Dataset records
>>>>

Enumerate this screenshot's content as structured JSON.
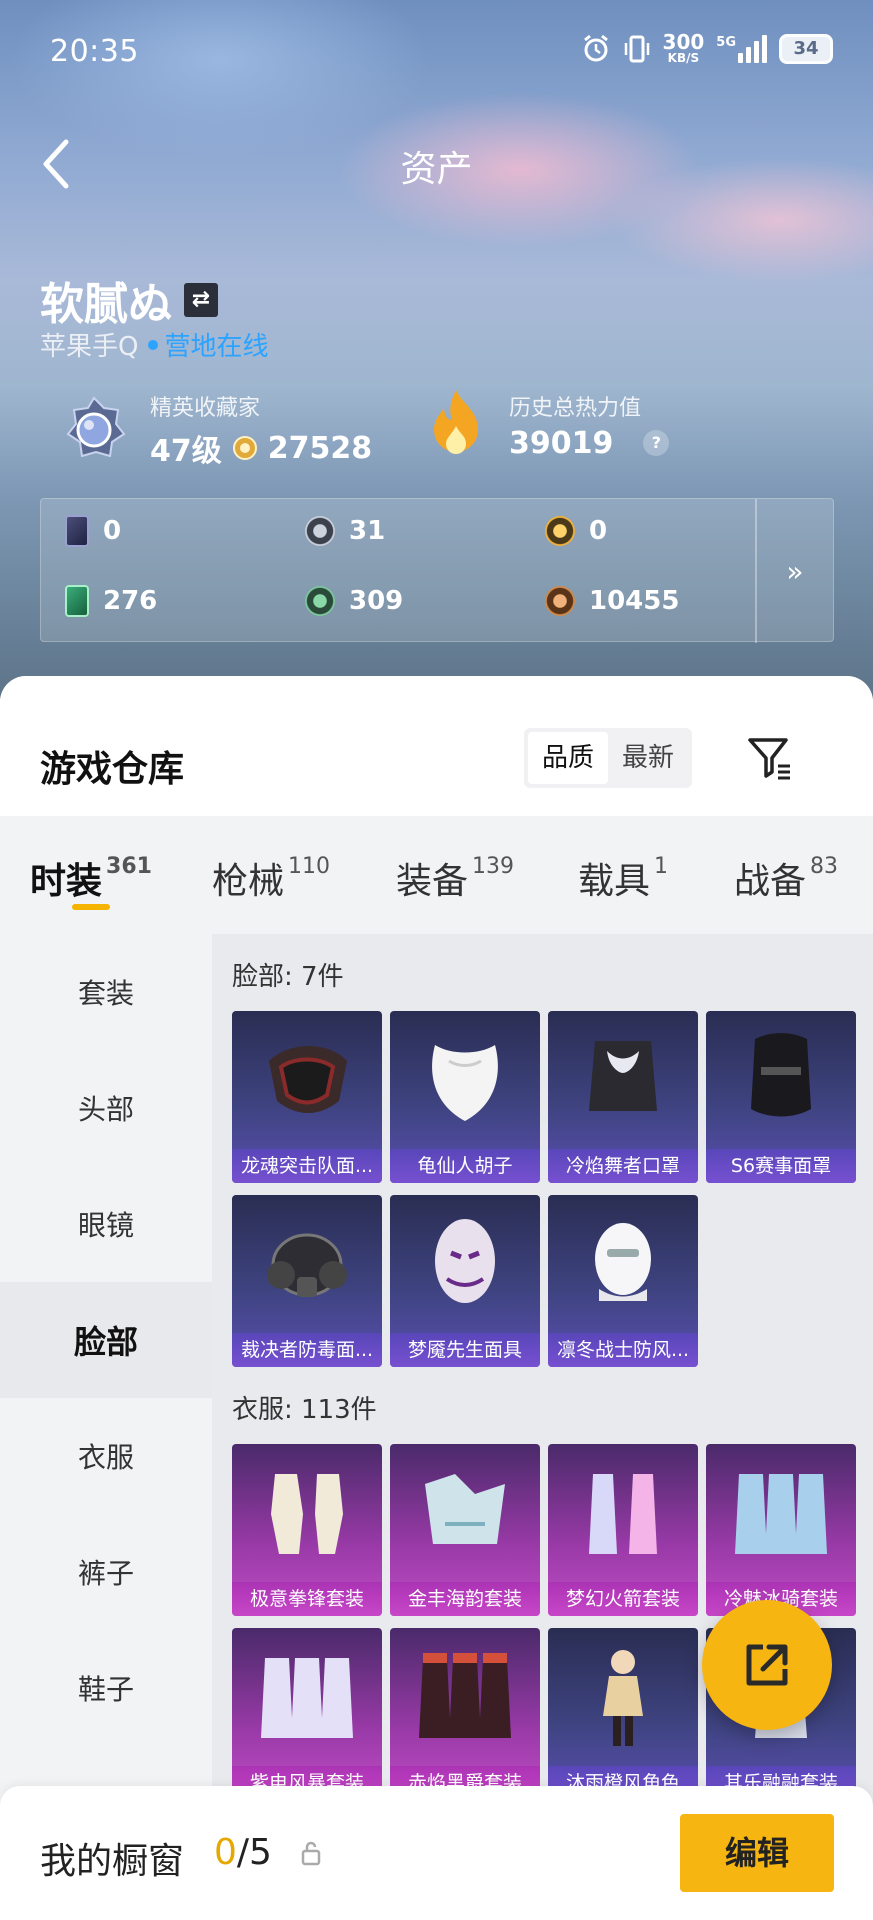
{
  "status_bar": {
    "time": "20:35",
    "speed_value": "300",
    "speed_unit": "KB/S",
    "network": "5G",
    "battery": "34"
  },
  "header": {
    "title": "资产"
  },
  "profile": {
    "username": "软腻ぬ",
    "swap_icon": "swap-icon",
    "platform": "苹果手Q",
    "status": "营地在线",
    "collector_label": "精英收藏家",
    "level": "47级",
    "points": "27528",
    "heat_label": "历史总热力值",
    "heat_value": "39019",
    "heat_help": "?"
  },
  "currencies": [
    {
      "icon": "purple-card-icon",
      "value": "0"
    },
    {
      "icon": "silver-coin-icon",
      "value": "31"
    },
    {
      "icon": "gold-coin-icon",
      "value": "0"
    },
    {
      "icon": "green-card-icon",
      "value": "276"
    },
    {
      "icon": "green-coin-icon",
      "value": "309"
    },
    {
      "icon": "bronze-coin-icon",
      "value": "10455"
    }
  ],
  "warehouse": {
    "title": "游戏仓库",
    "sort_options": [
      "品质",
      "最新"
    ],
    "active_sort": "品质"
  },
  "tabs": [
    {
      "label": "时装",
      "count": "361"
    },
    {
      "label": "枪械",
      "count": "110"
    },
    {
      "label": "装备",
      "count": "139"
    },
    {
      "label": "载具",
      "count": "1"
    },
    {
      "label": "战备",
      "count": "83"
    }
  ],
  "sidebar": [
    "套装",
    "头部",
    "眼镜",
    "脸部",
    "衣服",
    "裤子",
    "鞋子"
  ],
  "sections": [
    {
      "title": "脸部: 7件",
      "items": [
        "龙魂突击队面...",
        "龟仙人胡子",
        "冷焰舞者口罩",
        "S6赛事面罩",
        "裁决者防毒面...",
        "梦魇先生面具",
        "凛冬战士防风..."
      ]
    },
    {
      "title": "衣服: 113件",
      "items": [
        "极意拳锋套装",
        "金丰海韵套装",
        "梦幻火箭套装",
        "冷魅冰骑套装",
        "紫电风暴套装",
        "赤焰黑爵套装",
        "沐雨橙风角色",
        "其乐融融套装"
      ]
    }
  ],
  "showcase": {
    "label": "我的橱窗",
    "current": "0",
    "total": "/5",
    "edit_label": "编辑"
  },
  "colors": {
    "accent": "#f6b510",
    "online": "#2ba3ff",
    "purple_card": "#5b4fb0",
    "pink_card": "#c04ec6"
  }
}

<<<<

§ **Exercise**
Reproduce the records verbatim, omitting all images they contain.

§ **Written answer**
Enumerate this screenshot's content as structured JSON.
{
  "status_bar": {
    "time": "20:35",
    "speed_value": "300",
    "speed_unit": "KB/S",
    "network": "5G",
    "battery": "34"
  },
  "header": {
    "title": "资产"
  },
  "profile": {
    "username": "软腻ぬ",
    "swap_icon": "swap-icon",
    "platform": "苹果手Q",
    "status": "营地在线",
    "collector_label": "精英收藏家",
    "level": "47级",
    "points": "27528",
    "heat_label": "历史总热力值",
    "heat_value": "39019",
    "heat_help": "?"
  },
  "currencies": [
    {
      "icon": "purple-card-icon",
      "value": "0"
    },
    {
      "icon": "silver-coin-icon",
      "value": "31"
    },
    {
      "icon": "gold-coin-icon",
      "value": "0"
    },
    {
      "icon": "green-card-icon",
      "value": "276"
    },
    {
      "icon": "green-coin-icon",
      "value": "309"
    },
    {
      "icon": "bronze-coin-icon",
      "value": "10455"
    }
  ],
  "warehouse": {
    "title": "游戏仓库",
    "sort_options": [
      "品质",
      "最新"
    ],
    "active_sort": "品质"
  },
  "tabs": [
    {
      "label": "时装",
      "count": "361"
    },
    {
      "label": "枪械",
      "count": "110"
    },
    {
      "label": "装备",
      "count": "139"
    },
    {
      "label": "载具",
      "count": "1"
    },
    {
      "label": "战备",
      "count": "83"
    }
  ],
  "sidebar": [
    "套装",
    "头部",
    "眼镜",
    "脸部",
    "衣服",
    "裤子",
    "鞋子"
  ],
  "sections": [
    {
      "title": "脸部: 7件",
      "items": [
        "龙魂突击队面...",
        "龟仙人胡子",
        "冷焰舞者口罩",
        "S6赛事面罩",
        "裁决者防毒面...",
        "梦魇先生面具",
        "凛冬战士防风..."
      ]
    },
    {
      "title": "衣服: 113件",
      "items": [
        "极意拳锋套装",
        "金丰海韵套装",
        "梦幻火箭套装",
        "冷魅冰骑套装",
        "紫电风暴套装",
        "赤焰黑爵套装",
        "沐雨橙风角色",
        "其乐融融套装"
      ]
    }
  ],
  "showcase": {
    "label": "我的橱窗",
    "current": "0",
    "total": "/5",
    "edit_label": "编辑"
  },
  "colors": {
    "accent": "#f6b510",
    "online": "#2ba3ff",
    "purple_card": "#5b4fb0",
    "pink_card": "#c04ec6"
  }
}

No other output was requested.